Each line that holds the word "Marihuana" counts once; give the total number of such lines and nothing else.

#### Data section ####

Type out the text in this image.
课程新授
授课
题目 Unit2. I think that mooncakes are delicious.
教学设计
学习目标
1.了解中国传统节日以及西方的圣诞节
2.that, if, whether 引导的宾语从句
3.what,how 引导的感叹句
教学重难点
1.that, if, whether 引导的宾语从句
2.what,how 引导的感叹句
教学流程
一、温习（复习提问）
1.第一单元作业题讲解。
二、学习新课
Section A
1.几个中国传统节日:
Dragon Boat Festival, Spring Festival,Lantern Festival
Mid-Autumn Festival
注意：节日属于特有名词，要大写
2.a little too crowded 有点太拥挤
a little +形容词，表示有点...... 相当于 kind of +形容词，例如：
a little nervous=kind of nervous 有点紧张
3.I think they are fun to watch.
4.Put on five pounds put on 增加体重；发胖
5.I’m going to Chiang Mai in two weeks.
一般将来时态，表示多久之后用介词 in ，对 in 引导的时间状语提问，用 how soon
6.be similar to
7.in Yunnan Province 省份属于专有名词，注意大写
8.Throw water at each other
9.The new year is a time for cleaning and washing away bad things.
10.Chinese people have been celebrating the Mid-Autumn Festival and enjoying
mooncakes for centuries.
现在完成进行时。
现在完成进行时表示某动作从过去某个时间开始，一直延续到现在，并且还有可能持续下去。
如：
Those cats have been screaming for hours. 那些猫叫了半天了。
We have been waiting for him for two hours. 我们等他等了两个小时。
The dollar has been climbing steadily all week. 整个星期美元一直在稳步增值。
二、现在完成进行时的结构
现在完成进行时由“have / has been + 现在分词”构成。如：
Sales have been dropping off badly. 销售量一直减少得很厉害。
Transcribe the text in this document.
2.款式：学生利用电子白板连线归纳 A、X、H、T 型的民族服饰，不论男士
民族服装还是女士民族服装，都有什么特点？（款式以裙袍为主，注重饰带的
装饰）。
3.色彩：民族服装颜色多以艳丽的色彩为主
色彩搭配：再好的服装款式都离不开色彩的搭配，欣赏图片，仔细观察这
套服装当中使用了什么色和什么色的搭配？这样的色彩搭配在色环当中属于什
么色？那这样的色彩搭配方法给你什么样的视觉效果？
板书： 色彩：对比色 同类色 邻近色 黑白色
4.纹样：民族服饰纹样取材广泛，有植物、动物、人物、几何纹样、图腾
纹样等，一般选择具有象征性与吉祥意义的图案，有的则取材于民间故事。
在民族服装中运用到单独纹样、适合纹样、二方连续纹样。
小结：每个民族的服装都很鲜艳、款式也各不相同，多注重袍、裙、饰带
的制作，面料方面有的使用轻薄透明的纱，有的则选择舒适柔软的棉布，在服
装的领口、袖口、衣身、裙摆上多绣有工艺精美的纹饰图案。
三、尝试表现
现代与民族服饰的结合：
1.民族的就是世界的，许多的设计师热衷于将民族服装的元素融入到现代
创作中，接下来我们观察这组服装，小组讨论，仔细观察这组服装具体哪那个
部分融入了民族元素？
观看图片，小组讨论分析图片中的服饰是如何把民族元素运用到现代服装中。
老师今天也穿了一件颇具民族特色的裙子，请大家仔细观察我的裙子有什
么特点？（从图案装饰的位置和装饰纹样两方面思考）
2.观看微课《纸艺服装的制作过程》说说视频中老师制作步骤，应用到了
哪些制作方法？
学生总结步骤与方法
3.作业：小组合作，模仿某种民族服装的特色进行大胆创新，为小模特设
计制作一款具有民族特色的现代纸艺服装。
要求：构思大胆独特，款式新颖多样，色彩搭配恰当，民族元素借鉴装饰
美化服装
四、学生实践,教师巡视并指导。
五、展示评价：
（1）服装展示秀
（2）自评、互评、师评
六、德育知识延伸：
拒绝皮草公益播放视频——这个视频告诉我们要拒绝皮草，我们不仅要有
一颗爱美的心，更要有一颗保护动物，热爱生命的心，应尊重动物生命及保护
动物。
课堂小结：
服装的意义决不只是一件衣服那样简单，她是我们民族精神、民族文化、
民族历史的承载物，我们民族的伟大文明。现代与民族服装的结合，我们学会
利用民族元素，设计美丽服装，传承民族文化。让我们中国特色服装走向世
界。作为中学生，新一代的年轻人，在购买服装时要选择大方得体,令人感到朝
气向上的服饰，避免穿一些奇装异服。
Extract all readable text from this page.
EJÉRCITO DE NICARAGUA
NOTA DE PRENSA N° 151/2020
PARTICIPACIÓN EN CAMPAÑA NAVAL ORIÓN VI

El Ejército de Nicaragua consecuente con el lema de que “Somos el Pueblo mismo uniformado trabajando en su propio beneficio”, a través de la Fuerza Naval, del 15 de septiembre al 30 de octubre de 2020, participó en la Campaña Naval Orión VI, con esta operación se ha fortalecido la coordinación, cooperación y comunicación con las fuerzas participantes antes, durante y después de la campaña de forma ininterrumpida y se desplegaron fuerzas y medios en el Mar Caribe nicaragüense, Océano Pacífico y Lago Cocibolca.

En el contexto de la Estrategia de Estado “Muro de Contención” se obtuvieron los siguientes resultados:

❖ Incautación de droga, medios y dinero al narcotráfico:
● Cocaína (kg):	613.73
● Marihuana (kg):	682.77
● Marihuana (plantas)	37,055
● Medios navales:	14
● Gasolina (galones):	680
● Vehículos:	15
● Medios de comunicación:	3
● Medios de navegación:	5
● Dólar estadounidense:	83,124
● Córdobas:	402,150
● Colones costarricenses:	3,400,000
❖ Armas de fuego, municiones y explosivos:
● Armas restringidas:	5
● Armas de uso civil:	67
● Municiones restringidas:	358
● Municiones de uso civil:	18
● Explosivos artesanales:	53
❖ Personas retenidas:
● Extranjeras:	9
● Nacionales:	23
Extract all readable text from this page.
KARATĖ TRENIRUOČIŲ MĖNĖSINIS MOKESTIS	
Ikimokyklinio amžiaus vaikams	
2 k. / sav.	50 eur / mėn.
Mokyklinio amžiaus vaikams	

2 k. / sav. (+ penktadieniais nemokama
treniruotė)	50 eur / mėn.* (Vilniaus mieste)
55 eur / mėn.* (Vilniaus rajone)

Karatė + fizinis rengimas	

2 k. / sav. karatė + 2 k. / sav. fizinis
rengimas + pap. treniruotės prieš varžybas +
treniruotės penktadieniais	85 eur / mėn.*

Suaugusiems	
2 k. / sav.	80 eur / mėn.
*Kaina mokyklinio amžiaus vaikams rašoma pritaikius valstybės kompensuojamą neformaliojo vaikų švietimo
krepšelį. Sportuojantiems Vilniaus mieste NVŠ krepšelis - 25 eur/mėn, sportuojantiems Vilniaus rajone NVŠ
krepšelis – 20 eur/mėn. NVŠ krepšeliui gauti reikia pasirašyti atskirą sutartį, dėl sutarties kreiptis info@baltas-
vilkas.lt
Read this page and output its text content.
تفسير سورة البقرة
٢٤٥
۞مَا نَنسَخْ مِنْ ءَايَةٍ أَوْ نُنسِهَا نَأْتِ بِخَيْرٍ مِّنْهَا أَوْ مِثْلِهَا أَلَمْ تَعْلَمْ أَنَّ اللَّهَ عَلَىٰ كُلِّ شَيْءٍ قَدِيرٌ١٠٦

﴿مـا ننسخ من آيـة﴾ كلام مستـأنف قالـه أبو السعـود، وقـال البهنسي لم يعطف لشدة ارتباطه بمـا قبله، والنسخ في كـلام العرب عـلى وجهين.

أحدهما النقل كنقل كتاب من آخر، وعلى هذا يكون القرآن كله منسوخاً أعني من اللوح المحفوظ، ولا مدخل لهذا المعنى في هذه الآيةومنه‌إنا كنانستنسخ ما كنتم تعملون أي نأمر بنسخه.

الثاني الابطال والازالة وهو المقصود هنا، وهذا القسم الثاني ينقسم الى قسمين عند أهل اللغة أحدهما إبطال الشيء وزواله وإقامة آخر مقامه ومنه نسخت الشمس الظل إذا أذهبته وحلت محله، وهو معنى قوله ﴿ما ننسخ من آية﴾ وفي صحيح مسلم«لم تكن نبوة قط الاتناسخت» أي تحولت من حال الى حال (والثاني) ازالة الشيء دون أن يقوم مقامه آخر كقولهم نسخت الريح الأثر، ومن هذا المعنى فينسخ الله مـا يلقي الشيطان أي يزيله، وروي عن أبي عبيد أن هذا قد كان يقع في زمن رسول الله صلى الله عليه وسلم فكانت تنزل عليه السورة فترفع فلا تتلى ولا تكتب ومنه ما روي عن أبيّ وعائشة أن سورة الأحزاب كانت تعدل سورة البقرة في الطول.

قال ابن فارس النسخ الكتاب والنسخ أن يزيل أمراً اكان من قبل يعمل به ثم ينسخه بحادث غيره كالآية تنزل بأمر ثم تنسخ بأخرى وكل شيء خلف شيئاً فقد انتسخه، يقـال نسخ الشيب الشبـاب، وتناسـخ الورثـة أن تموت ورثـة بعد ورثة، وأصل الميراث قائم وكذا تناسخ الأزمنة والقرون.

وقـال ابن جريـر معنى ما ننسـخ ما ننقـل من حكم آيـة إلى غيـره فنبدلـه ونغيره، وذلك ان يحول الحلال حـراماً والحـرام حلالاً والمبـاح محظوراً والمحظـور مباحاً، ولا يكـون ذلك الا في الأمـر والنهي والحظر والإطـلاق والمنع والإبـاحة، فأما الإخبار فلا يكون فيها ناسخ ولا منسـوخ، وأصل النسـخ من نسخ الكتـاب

####

**Answer for this exercise**
2